(Stored items from a collection)
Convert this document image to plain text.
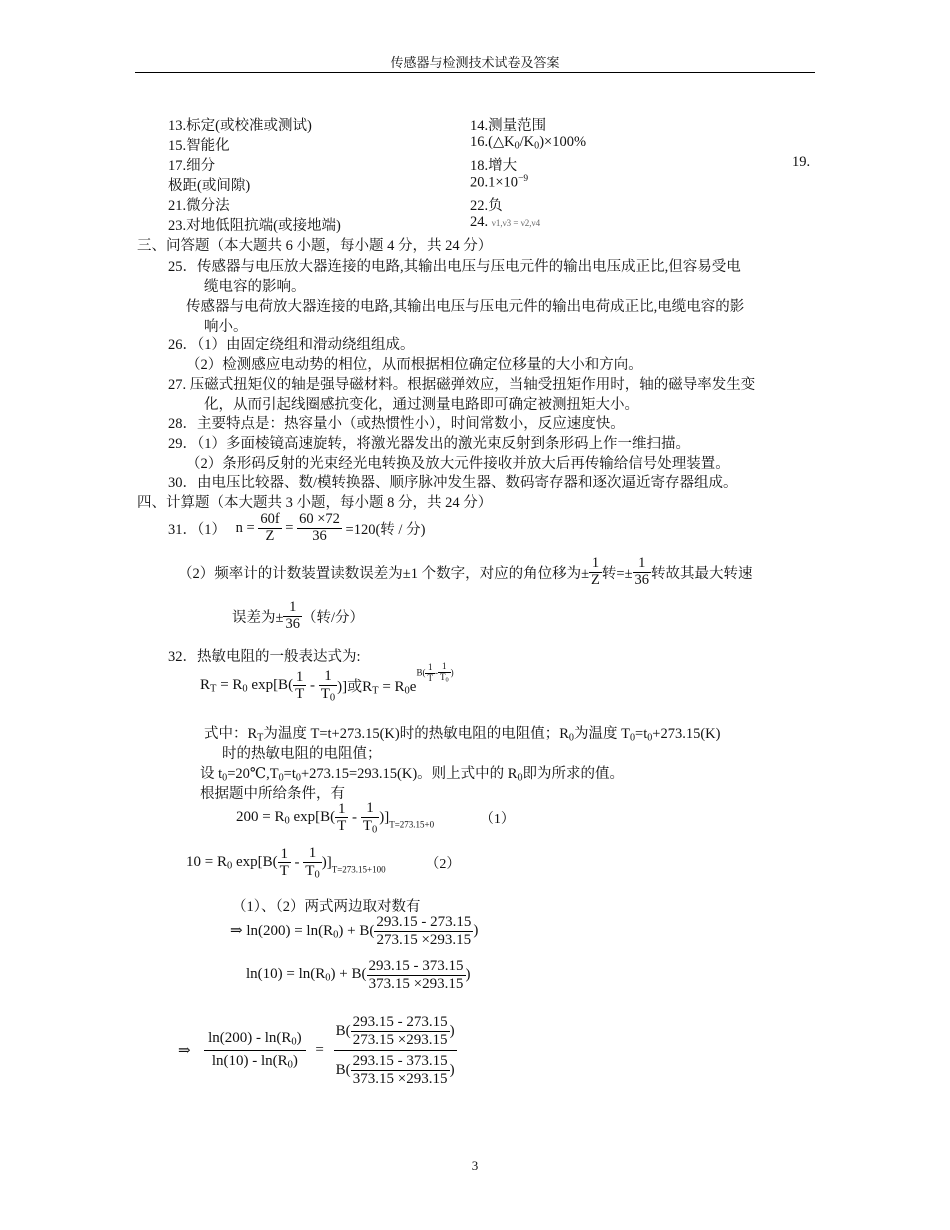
传感器与检测技术试卷及答案
13.标定(或校准或测试)	14.测量范围
15.智能化	$16.(\triangle K_0/K_0)\times 100\%$
17.细分	18.增大	19.
极距(或间隙)	$20.1\times 10^{-9}$
21.微分法	22.负
23.对地低阻抗端(或接地端)	24. ν1,ν3 = ν2,ν4
三、问答题（本大题共 6 小题，每小题 4 分，共 24 分）
25．传感器与电压放大器连接的电路,其输出电压与压电元件的输出电压成正比,但容易受电
缆电容的影响。
传感器与电荷放大器连接的电路,其输出电压与压电元件的输出电荷成正比,电缆电容的影
响小。
26．（1）由固定绕组和滑动绕组组成。
（2）检测感应电动势的相位，从而根据相位确定位移量的大小和方向。
27. 压磁式扭矩仪的轴是强导磁材料。根据磁弹效应，当轴受扭矩作用时，轴的磁导率发生变
化，从而引起线圈感抗变化，通过测量电路即可确定被测扭矩大小。
28．主要特点是：热容量小（或热惯性小），时间常数小，反应速度快。
29．（1）多面棱镜高速旋转，将激光器发出的激光束反射到条形码上作一维扫描。
（2）条形码反射的光束经光电转换及放大元件接收并放大后再传输给信号处理装置。
30．由电压比较器、数/模转换器、顺序脉冲发生器、数码寄存器和逐次逼近寄存器组成。
四、计算题（本大题共 3 小题，每小题 8 分，共 24 分）
31．（1） $n = \frac{60f}{Z} = \frac{60 \times 72}{36} =120$(转 / 分)
（2）频率计的计数装置读数误差为±1 个数字，对应的角位移为± $\frac{1}{Z}$ 转=± $\frac{1}{36}$ 转故其最大转速
误差为± $\frac{1}{36}$ （转/分）
32．热敏电阻的一般表达式为:
$R_T = R_0$ $\exp[B( \frac{1}{T} - \frac{1}{T_0}$ )]或$R_T = R_0eB( \frac{1}{T} - \frac{1}{T_0}$ )
式中：$R_T$为温度 T=t+273.15(K)时的热敏电阻的电阻值；$R_0$为温度 $T_0=t_0+273.15(K)$
时的热敏电阻的电阻值；
设 $t_0=20℃,T_0=t_0+273.15=293.15(K)$。则上式中的 $R_0$即为所求的值。
根据题中所给条件，有
$200 = R_0$ $\exp[B( \frac{1}{T} - \frac{1}{T_0} )]_{T=273.15+0}$	（1）
$10 = R_0$ $\exp[B( \frac{1}{T} - \frac{1}{T_0} )]_{T=273.15+100}$	（2）
（1）、（2）两式两边取对数有
⇒ $\ln(200) = \ln(R_0) + B( \frac{293.15 - 273.15}{273.15 \times 293.15}$ )
$\ln(10) = \ln(R_0) + B( \frac{293.15 - 373.15}{373.15 \times 293.15}$ )
⇒ $\frac{\ln(200) - \ln(R_0)}{\ln(10) - \ln(R_0)} = \frac{B( \frac{293.15 - 273.15}{273.15 \times 293.15} )}{B( \frac{293.15 - 373.15}{373.15 \times 293.15} )}$
3
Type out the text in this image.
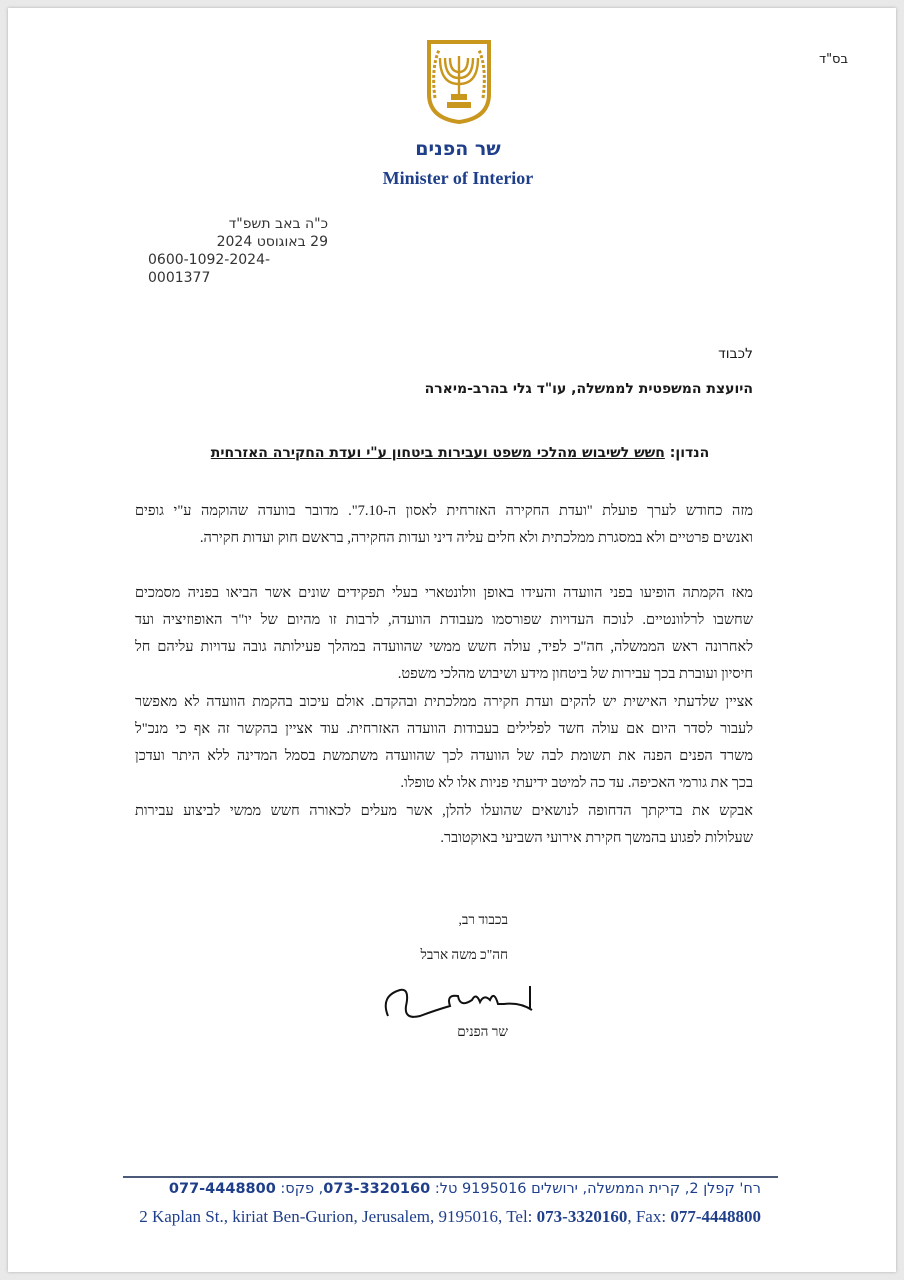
בס"ד
שר הפנים
Minister of Interior
כ"ה באב תשפ"ד
29 באוגוסט 2024
0600-1092-2024-0001377
לכבוד
היועצת המשפטית לממשלה, עו"ד גלי בהרב-מיארה
הנדון: חשש לשיבוש מהלכי משפט ועבירות ביטחון ע"י ועדת החקירה האזרחית
מזה כחודש לערך פועלת "ועדת החקירה האזרחית לאסון ה-7.10". מדובר בוועדה שהוקמה ע"י גופים
ואנשים פרטיים ולא במסגרת ממלכתית ולא חלים עליה דיני ועדות החקירה, בראשם חוק ועדות חקירה.
מאז הקמתה הופיעו בפני הוועדה והעידו באופן וולונטארי בעלי תפקידים שונים אשר הביאו בפניה מסמכים
שחשבו לרלוונטיים. לנוכח העדויות שפורסמו מעבודת הוועדה, לרבות זו מהיום של יו"ר האופוזיציה ועד
לאחרונה ראש הממשלה, חה"כ לפיד, עולה חשש ממשי שהוועדה במהלך פעילותה גובה עדויות עליהם חל
חיסיון ועוברת בכך עבירות של ביטחון מידע ושיבוש מהלכי משפט.
אציין שלדעתי האישית יש להקים ועדת חקירה ממלכתית ובהקדם. אולם עיכוב בהקמת הוועדה לא מאפשר
לעבור לסדר היום אם עולה חשד לפלילים בעבודות הוועדה האזרחית. עוד אציין בהקשר זה אף כי מנכ"ל
משרד הפנים הפנה את תשומת לבה של הוועדה לכך שהוועדה משתמשת בסמל המדינה ללא היתר ועדכן
בכך את גורמי האכיפה. עד כה למיטב ידיעתי פניות אלו לא טופלו.
אבקש את בדיקתך הדחופה לנושאים שהועלו להלן, אשר מעלים לכאורה חשש ממשי לביצוע עבירות
שעלולות לפגוע בהמשך חקירת אירועי השביעי באוקטובר.
בכבוד רב,
חה"כ משה ארבל
שר הפנים
רח' קפלן 2, קרית הממשלה, ירושלים 9195016 טל: 073-3320160, פקס: 077-4448800
2 Kaplan St., kiriat Ben-Gurion, Jerusalem, 9195016, Tel: 073-3320160, Fax: 077-4448800
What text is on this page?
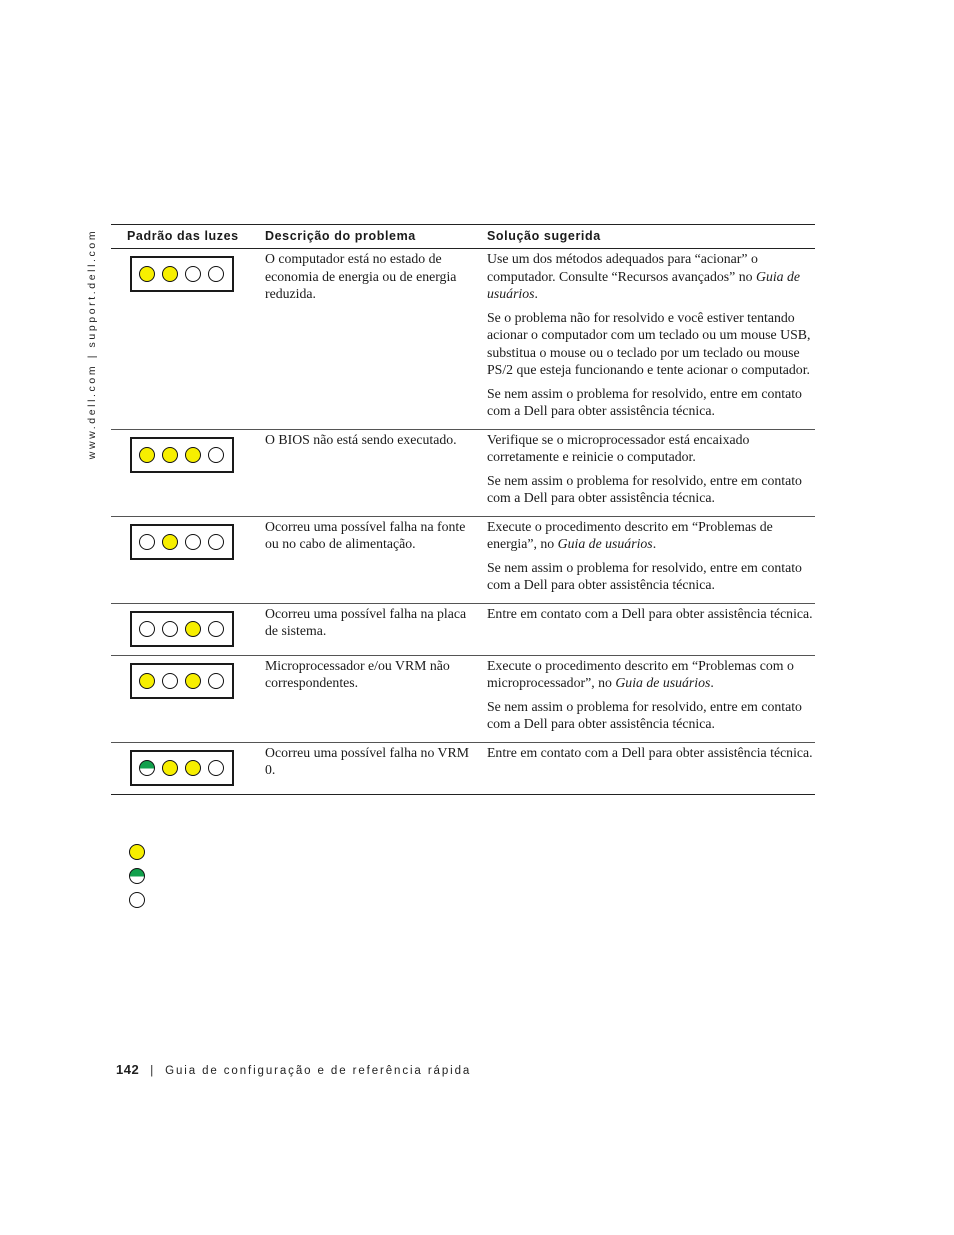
www.dell.com | support.dell.com Padrão das luzes	Descrição do problema	Solução sugerida

	O computador está no estado de economia de energia ou de energia reduzida.	Use um dos métodos adequados para “acionar” o computador. Consulte “Recursos avançados” no Guia de usuários.

Se o problema não for resolvido e você estiver tentando acionar o computador com um teclado ou um mouse USB, substitua o mouse ou o teclado por um teclado ou mouse PS/2 que esteja funcionando e tente acionar o computador.

Se nem assim o problema for resolvido, entre em contato com a Dell para obter assistência técnica.

	O BIOS não está sendo executado.	Verifique se o microprocessador está encaixado corretamente e reinicie o computador.

Se nem assim o problema for resolvido, entre em contato com a Dell para obter assistência técnica.

	Ocorreu uma possível falha na fonte ou no cabo de alimentação.	Execute o procedimento descrito em “Problemas de energia”, no Guia de usuários.

Se nem assim o problema for resolvido, entre em contato com a Dell para obter assistência técnica.

	Ocorreu uma possível falha na placa de sistema.	Entre em contato com a Dell para obter assistência técnica.

	Microprocessador e/ou VRM não correspondentes.	Execute o procedimento descrito em “Problemas com o microprocessador”, no Guia de usuários.

Se nem assim o problema for resolvido, entre em contato com a Dell para obter assistência técnica.

	Ocorreu uma possível falha no VRM 0.	Entre em contato com a Dell para obter assistência técnica.

142 | Guia de configuração e de referência rápida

◆ The problem
Give all the entries again exactly, dropping each picture.

◆ Response to this exercise
Convert this document image to plain text.
传感器与检测技术试卷及答案
13.标定(或校准或测试)	14.测量范围
15.智能化	$16.(\triangle K_0/K_0)\times 100\%$
17.细分	18.增大	19.
极距(或间隙)	$20.1\times 10^{-9}$
21.微分法	22.负
23.对地低阻抗端(或接地端)	24. ν1,ν3 = ν2,ν4
三、问答题（本大题共 6 小题，每小题 4 分，共 24 分）
25．传感器与电压放大器连接的电路,其输出电压与压电元件的输出电压成正比,但容易受电
缆电容的影响。
传感器与电荷放大器连接的电路,其输出电压与压电元件的输出电荷成正比,电缆电容的影
响小。
26．（1）由固定绕组和滑动绕组组成。
（2）检测感应电动势的相位，从而根据相位确定位移量的大小和方向。
27. 压磁式扭矩仪的轴是强导磁材料。根据磁弹效应，当轴受扭矩作用时，轴的磁导率发生变
化，从而引起线圈感抗变化，通过测量电路即可确定被测扭矩大小。
28．主要特点是：热容量小（或热惯性小），时间常数小，反应速度快。
29．（1）多面棱镜高速旋转，将激光器发出的激光束反射到条形码上作一维扫描。
（2）条形码反射的光束经光电转换及放大元件接收并放大后再传输给信号处理装置。
30．由电压比较器、数/模转换器、顺序脉冲发生器、数码寄存器和逐次逼近寄存器组成。
四、计算题（本大题共 3 小题，每小题 8 分，共 24 分）
31．（1） $n = \frac{60f}{Z} = \frac{60 \times 72}{36} =120$(转 / 分)
（2）频率计的计数装置读数误差为±1 个数字，对应的角位移为± $\frac{1}{Z}$ 转=± $\frac{1}{36}$ 转故其最大转速
误差为± $\frac{1}{36}$ （转/分）
32．热敏电阻的一般表达式为:
$R_T = R_0$ $\exp[B( \frac{1}{T} - \frac{1}{T_0}$ )]或$R_T = R_0eB( \frac{1}{T} - \frac{1}{T_0}$ )
式中：$R_T$为温度 T=t+273.15(K)时的热敏电阻的电阻值；$R_0$为温度 $T_0=t_0+273.15(K)$
时的热敏电阻的电阻值；
设 $t_0=20℃,T_0=t_0+273.15=293.15(K)$。则上式中的 $R_0$即为所求的值。
根据题中所给条件，有
$200 = R_0$ $\exp[B( \frac{1}{T} - \frac{1}{T_0} )]_{T=273.15+0}$	（1）
$10 = R_0$ $\exp[B( \frac{1}{T} - \frac{1}{T_0} )]_{T=273.15+100}$	（2）
（1）、（2）两式两边取对数有
⇒ $\ln(200) = \ln(R_0) + B( \frac{293.15 - 273.15}{273.15 \times 293.15}$ )
$\ln(10) = \ln(R_0) + B( \frac{293.15 - 373.15}{373.15 \times 293.15}$ )
⇒ $\frac{\ln(200) - \ln(R_0)}{\ln(10) - \ln(R_0)} = \frac{B( \frac{293.15 - 273.15}{273.15 \times 293.15} )}{B( \frac{293.15 - 373.15}{373.15 \times 293.15} )}$
3
Type out the text in this image.
בס"ד
שר הפנים
Minister of Interior
כ"ה באב תשפ"ד
29 באוגוסט 2024
0600-1092-2024-0001377
לכבוד
היועצת המשפטית לממשלה, עו"ד גלי בהרב-מיארה
הנדון: חשש לשיבוש מהלכי משפט ועבירות ביטחון ע"י ועדת החקירה האזרחית
מזה כחודש לערך פועלת "ועדת החקירה האזרחית לאסון ה-7.10". מדובר בוועדה שהוקמה ע"י גופים
ואנשים פרטיים ולא במסגרת ממלכתית ולא חלים עליה דיני ועדות החקירה, בראשם חוק ועדות חקירה.
מאז הקמתה הופיעו בפני הוועדה והעידו באופן וולונטארי בעלי תפקידים שונים אשר הביאו בפניה מסמכים
שחשבו לרלוונטיים. לנוכח העדויות שפורסמו מעבודת הוועדה, לרבות זו מהיום של יו"ר האופוזיציה ועד
לאחרונה ראש הממשלה, חה"כ לפיד, עולה חשש ממשי שהוועדה במהלך פעילותה גובה עדויות עליהם חל
חיסיון ועוברת בכך עבירות של ביטחון מידע ושיבוש מהלכי משפט.
אציין שלדעתי האישית יש להקים ועדת חקירה ממלכתית ובהקדם. אולם עיכוב בהקמת הוועדה לא מאפשר
לעבור לסדר היום אם עולה חשד לפלילים בעבודות הוועדה האזרחית. עוד אציין בהקשר זה אף כי מנכ"ל
משרד הפנים הפנה את תשומת לבה של הוועדה לכך שהוועדה משתמשת בסמל המדינה ללא היתר ועדכן
בכך את גורמי האכיפה. עד כה למיטב ידיעתי פניות אלו לא טופלו.
אבקש את בדיקתך הדחופה לנושאים שהועלו להלן, אשר מעלים לכאורה חשש ממשי לביצוע עבירות
שעלולות לפגוע בהמשך חקירת אירועי השביעי באוקטובר.
בכבוד רב,
חה"כ משה ארבל
שר הפנים
רח' קפלן 2, קרית הממשלה, ירושלים 9195016 טל: 073-3320160, פקס: 077-4448800
2 Kaplan St., kiriat Ben-Gurion, Jerusalem, 9195016, Tel: 073-3320160, Fax: 077-4448800
What text is on this page?
www.dell.com | support.dell.com Padrão das luzes	Descrição do problema	Solução sugerida

	O computador está no estado de economia de energia ou de energia reduzida.	Use um dos métodos adequados para “acionar” o computador. Consulte “Recursos avançados” no Guia de usuários.

Se o problema não for resolvido e você estiver tentando acionar o computador com um teclado ou um mouse USB, substitua o mouse ou o teclado por um teclado ou mouse PS/2 que esteja funcionando e tente acionar o computador.

Se nem assim o problema for resolvido, entre em contato com a Dell para obter assistência técnica.

	O BIOS não está sendo executado.	Verifique se o microprocessador está encaixado corretamente e reinicie o computador.

Se nem assim o problema for resolvido, entre em contato com a Dell para obter assistência técnica.

	Ocorreu uma possível falha na fonte ou no cabo de alimentação.	Execute o procedimento descrito em “Problemas de energia”, no Guia de usuários.

Se nem assim o problema for resolvido, entre em contato com a Dell para obter assistência técnica.

	Ocorreu uma possível falha na placa de sistema.	Entre em contato com a Dell para obter assistência técnica.

	Microprocessador e/ou VRM não correspondentes.	Execute o procedimento descrito em “Problemas com o microprocessador”, no Guia de usuários.

Se nem assim o problema for resolvido, entre em contato com a Dell para obter assistência técnica.

	Ocorreu uma possível falha no VRM 0.	Entre em contato com a Dell para obter assistência técnica.

142 | Guia de configuração e de referência rápida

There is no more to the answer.